REQUIREMENT -> Give only the number of lines that hold the word "everything".

--

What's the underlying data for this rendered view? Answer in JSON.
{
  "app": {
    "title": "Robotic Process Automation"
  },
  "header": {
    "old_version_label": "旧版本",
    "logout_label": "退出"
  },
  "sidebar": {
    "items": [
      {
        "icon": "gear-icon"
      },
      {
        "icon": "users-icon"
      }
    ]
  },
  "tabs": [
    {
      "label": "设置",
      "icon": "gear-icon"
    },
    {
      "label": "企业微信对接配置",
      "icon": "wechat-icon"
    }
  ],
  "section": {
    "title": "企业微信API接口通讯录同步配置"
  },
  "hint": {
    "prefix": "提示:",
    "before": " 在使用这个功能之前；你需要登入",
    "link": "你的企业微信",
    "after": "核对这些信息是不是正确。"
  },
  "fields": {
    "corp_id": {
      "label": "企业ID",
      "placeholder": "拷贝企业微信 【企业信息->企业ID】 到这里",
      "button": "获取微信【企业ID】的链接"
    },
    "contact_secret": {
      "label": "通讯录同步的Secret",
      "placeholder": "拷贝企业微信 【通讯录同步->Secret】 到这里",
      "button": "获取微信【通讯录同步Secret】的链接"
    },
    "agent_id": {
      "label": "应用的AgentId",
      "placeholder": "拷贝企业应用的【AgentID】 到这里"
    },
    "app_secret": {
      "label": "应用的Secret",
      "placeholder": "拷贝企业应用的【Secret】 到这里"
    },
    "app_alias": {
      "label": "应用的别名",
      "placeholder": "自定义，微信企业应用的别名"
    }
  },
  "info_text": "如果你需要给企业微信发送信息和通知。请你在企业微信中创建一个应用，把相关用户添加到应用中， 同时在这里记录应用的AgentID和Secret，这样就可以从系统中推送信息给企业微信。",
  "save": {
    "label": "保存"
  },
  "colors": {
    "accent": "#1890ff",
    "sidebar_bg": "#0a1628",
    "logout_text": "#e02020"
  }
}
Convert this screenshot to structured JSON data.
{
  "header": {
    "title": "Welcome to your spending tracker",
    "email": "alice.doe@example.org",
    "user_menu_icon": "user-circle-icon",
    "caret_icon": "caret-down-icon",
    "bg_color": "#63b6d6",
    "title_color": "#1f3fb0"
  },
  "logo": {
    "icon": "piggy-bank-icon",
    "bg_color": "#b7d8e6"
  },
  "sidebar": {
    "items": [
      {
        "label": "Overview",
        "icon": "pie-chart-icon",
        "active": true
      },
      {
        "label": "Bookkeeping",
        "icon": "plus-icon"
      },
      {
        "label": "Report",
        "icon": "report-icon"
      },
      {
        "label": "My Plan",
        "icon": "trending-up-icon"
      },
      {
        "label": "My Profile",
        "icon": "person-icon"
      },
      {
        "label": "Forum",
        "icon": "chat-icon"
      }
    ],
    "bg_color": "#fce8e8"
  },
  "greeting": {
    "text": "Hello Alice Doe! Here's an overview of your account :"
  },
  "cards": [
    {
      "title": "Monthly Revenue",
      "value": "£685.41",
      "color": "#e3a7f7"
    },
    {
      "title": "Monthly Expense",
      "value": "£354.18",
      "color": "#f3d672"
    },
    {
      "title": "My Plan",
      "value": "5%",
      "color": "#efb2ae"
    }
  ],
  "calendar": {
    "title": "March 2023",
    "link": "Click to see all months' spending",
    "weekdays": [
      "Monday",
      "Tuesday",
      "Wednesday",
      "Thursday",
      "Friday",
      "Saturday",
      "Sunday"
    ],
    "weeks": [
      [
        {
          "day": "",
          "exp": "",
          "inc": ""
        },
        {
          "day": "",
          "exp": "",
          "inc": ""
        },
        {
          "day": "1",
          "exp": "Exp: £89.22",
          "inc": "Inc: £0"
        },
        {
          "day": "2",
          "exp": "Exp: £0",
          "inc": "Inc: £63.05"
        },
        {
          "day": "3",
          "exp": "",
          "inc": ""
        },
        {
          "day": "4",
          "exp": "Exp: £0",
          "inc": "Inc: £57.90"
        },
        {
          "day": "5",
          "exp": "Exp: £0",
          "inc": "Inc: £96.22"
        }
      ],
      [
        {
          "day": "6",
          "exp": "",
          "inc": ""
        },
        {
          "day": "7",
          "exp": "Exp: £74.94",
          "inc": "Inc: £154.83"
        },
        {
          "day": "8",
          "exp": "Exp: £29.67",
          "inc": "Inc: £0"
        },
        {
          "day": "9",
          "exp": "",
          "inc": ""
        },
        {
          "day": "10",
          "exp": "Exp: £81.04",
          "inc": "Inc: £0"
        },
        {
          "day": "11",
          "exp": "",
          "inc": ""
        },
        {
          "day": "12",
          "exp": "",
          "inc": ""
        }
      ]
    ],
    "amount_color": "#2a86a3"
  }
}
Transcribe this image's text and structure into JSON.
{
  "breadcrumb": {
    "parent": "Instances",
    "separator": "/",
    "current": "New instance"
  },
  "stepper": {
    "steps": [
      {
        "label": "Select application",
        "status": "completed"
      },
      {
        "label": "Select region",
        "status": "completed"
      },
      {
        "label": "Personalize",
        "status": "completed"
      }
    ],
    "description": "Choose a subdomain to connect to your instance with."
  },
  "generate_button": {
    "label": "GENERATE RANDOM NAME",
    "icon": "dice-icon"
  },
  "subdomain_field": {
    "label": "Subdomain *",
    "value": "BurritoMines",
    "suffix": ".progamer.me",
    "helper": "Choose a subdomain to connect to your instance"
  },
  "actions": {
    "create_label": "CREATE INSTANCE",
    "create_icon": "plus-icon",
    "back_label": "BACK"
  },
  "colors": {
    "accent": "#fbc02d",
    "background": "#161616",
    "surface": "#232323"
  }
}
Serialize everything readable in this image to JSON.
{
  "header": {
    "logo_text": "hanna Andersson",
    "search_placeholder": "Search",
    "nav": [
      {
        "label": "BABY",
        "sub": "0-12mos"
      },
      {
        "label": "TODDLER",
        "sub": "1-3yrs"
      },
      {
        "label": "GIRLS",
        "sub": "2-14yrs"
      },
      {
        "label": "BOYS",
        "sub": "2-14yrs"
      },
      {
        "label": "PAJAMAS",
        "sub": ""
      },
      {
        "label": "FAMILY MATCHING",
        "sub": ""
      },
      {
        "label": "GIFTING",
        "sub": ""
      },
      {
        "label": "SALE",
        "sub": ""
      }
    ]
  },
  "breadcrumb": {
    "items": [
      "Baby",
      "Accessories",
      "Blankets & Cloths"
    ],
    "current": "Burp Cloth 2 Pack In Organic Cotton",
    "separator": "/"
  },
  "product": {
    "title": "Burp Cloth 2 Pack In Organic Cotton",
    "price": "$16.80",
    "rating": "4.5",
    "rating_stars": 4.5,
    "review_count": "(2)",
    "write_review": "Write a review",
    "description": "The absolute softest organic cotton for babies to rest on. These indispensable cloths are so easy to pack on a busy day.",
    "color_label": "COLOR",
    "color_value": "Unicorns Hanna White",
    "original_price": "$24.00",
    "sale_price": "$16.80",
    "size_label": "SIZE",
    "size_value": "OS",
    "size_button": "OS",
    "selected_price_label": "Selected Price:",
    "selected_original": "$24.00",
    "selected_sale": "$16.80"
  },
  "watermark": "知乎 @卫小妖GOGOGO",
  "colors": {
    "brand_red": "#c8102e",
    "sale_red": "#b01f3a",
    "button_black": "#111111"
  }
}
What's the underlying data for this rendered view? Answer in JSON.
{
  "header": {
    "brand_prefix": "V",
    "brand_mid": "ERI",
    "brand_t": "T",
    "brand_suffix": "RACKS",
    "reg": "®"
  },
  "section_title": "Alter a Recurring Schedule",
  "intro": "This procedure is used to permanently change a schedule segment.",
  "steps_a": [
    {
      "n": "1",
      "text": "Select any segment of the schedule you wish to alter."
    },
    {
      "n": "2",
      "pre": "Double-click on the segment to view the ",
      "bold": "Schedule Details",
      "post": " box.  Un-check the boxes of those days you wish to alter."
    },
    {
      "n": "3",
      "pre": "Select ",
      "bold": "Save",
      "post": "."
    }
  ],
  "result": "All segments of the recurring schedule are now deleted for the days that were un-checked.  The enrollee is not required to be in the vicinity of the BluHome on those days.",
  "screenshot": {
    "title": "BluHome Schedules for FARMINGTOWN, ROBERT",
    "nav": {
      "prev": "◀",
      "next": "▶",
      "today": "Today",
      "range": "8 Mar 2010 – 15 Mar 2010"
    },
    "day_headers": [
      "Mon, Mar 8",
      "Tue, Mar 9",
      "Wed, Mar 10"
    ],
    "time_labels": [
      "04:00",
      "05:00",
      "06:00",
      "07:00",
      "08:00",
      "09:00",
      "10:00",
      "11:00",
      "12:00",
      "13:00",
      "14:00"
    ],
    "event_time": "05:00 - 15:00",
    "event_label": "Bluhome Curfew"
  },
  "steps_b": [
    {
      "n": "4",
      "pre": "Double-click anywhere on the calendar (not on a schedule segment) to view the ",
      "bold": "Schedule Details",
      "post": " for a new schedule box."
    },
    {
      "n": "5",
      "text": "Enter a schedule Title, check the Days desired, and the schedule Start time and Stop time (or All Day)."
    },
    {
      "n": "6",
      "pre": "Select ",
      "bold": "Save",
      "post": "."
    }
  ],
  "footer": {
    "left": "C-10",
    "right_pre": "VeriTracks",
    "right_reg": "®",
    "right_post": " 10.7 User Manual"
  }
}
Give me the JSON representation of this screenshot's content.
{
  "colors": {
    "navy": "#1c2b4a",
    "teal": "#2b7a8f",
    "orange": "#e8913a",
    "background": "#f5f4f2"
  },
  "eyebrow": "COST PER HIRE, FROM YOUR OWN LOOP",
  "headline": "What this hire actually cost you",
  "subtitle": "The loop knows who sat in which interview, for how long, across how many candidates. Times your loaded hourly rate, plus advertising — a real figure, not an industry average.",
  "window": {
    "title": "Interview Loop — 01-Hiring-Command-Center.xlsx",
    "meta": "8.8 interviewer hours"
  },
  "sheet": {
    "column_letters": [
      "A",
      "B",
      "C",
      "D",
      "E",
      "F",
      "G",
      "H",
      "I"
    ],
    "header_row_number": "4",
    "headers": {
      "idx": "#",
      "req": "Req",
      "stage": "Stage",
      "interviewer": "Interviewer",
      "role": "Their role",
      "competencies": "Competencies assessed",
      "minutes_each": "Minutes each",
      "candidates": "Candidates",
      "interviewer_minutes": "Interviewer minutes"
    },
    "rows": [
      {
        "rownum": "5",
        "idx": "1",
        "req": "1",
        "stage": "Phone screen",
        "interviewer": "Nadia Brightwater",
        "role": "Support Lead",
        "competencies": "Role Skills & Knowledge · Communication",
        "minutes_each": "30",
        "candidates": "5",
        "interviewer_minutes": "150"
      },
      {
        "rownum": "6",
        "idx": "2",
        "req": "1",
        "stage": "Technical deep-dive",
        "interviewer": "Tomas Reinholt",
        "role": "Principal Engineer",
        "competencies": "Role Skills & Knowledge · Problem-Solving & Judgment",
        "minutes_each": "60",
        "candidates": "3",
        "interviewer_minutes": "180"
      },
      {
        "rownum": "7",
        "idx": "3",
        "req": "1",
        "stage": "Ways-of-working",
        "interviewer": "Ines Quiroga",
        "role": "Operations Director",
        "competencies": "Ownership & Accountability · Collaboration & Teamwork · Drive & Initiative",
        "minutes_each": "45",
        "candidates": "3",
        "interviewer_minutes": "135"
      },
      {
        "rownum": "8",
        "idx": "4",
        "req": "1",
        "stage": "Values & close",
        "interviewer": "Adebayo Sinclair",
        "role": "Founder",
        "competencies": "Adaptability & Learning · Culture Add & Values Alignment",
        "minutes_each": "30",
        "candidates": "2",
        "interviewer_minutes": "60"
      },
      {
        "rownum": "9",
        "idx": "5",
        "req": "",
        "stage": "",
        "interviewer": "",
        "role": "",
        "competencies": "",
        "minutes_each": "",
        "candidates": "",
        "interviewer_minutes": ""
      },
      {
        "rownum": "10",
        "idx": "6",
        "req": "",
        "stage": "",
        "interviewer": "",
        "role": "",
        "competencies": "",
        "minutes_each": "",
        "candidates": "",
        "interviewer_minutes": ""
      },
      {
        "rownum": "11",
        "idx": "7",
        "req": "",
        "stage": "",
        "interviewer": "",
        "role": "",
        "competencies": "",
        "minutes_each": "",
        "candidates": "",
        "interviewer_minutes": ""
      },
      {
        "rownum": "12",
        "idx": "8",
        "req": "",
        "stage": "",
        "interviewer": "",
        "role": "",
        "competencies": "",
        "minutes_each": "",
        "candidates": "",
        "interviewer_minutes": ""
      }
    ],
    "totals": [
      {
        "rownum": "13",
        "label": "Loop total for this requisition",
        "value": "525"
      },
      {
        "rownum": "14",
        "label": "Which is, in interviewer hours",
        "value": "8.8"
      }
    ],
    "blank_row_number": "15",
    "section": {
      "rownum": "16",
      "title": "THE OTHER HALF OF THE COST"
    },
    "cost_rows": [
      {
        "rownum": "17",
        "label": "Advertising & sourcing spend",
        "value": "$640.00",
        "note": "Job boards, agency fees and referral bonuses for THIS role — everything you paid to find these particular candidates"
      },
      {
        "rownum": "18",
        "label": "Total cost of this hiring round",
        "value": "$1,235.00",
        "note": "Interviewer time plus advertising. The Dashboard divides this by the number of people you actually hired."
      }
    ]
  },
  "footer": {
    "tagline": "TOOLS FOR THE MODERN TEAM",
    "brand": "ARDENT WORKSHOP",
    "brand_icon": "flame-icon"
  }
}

--

FINISHED ANSWER -> 2